Hmm. According to this reasoning, wouldn’t interracial marriage be bannable, so long as there are a sufficient number of members of each race for someone to choose from?

Some people are only attracted to one particular racial group (or a few particular groups), so you can’t simply tell them to find a partner within another group.

I’m not at all attracted to people of my racial group, so if you banned interracial marriage I wouldn’t be able to get married.

  1. Really? OK, there are genetic issues with close relatives procreating. That’s the biological. There are issues of mistaking familial love with romantic love, and issues of people abusing positions of authority. That’s the psychological.

  2. I didn’t say I oppose multi-party marriages, only that I don’t think opposing them while supporting SSM represents any kind of logical conflict. I do think multi-party marriages would be more legally complex. I should be able to petition my foreign-national spouse to live in this country, but that’s one person, not as many as I choose. I can also transfer property at my death to one person without estate taxes, but not as many people as I choose. If polygamy were limited to n number of spouses, those issues would be lessened.

Well, banning incest really only makes a small number of exceptions to the group of people you would be allowed to marry. For me that would be eight people, I believe. Eight out of seven billion, and there’s justification for this ban. If I couldn’t marry outside my race, then that would eliminate the majority of the world’s population, including the woman I actually did marry, all with no justification. Therefore, I don’t think opposing incestual marriage while supporting interracial marriage is logically inconsistent.

I think I can’t quite get behind “Well, you can’t marry that person, but that’s not unfair because you can marry lots of other people.” It suggests a sort of interchangeability about people.

Maybe this is a better comparison: If there were no exclusively SS oriented people but still were bi people, would you say “No SSM, because you can always find someone of the opposite sex to be attracted to”?

• Exercise: Carry the exchange on marriage bans forward from its last comment. The listing that comes next has nothing to do with this.

• Data shown:
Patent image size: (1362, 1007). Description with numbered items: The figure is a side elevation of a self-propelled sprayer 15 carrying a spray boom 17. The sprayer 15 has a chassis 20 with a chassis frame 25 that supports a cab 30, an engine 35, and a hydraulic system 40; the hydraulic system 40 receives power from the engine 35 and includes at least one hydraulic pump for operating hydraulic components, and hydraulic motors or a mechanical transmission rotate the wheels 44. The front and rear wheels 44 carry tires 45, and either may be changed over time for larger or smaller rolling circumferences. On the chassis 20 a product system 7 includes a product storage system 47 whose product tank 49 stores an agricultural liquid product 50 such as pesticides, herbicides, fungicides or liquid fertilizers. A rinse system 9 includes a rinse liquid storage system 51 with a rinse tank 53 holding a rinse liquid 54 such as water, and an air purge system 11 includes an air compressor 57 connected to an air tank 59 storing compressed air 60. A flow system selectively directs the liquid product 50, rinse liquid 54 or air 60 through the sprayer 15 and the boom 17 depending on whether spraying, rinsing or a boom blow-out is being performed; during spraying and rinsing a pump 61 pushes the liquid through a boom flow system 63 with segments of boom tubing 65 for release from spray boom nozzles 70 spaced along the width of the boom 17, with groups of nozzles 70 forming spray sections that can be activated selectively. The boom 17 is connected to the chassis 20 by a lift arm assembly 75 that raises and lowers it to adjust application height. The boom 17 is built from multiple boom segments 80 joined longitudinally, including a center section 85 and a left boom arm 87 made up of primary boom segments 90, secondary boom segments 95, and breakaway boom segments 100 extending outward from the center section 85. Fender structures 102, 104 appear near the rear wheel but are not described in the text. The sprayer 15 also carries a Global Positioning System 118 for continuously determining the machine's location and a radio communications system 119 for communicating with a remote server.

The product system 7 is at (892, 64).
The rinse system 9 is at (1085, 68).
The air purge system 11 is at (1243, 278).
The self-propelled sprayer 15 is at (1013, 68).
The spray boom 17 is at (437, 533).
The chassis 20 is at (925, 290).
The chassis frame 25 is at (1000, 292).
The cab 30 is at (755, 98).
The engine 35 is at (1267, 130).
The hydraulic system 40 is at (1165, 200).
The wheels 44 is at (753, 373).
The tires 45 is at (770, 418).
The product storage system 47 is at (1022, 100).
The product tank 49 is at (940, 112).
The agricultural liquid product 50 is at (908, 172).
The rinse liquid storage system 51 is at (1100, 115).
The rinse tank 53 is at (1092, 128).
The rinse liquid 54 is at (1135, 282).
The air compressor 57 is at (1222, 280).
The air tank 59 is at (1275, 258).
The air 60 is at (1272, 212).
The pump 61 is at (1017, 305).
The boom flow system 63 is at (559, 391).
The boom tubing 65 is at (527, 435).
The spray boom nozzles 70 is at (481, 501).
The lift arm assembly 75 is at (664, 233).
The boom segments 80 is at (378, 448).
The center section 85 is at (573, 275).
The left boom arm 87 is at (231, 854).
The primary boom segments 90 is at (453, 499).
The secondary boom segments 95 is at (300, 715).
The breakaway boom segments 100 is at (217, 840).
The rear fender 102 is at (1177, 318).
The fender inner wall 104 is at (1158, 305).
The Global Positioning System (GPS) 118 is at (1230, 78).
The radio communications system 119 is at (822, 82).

• Response box:
[quote=“Greg_Charles, post:137, topic:704988”]

  1. Really? OK, there are genetic issues with close relatives procreating. That’s the biological. There are issues of mistaking familial love with romantic love, and issues of people abusing positions of authority. That’s the psychological.

We can take care of the biological fairly quickly. A license to marry has nothing to do with a license to have babies. I doubt denying a license will do much to increase or decrease sexual activity in this population. Govt has never been sufficiently interested in this issue to worry about any other population ‘procreating’, including people with tons of genetic markers to deny marriage licenses. We can now set a measurable standard risk for any pair of licensees expressed as a percentage and require any couple to get a genetic screening for congenital defects and if the risk is too high for Downs, or sickle cell or hemophilia etc, then we deny to that specific couple. . We are then measuring true risk before denial of a license, rather than denying a license based on a suspect class. We don’t do that because normally we think govt should mind its own damn business about who should or should not have kids and not get in the business of using public policy to direct these choices. When states have tried to deny marriage licenses to people with developemental delay, they used capacity to consent concerns rather that than what- kind -of droopy-eyed- grotesques- will- you- two- begat arguments.

the pschological issues and the abuse issues are more difficult to get at. I think its simply a matter of proving through modern clinical data and research that these worries stand on solid ground rather than assumptions based on a prejudices and stereotypes going back eons. I just have not seen any data on how real and relevant these are now.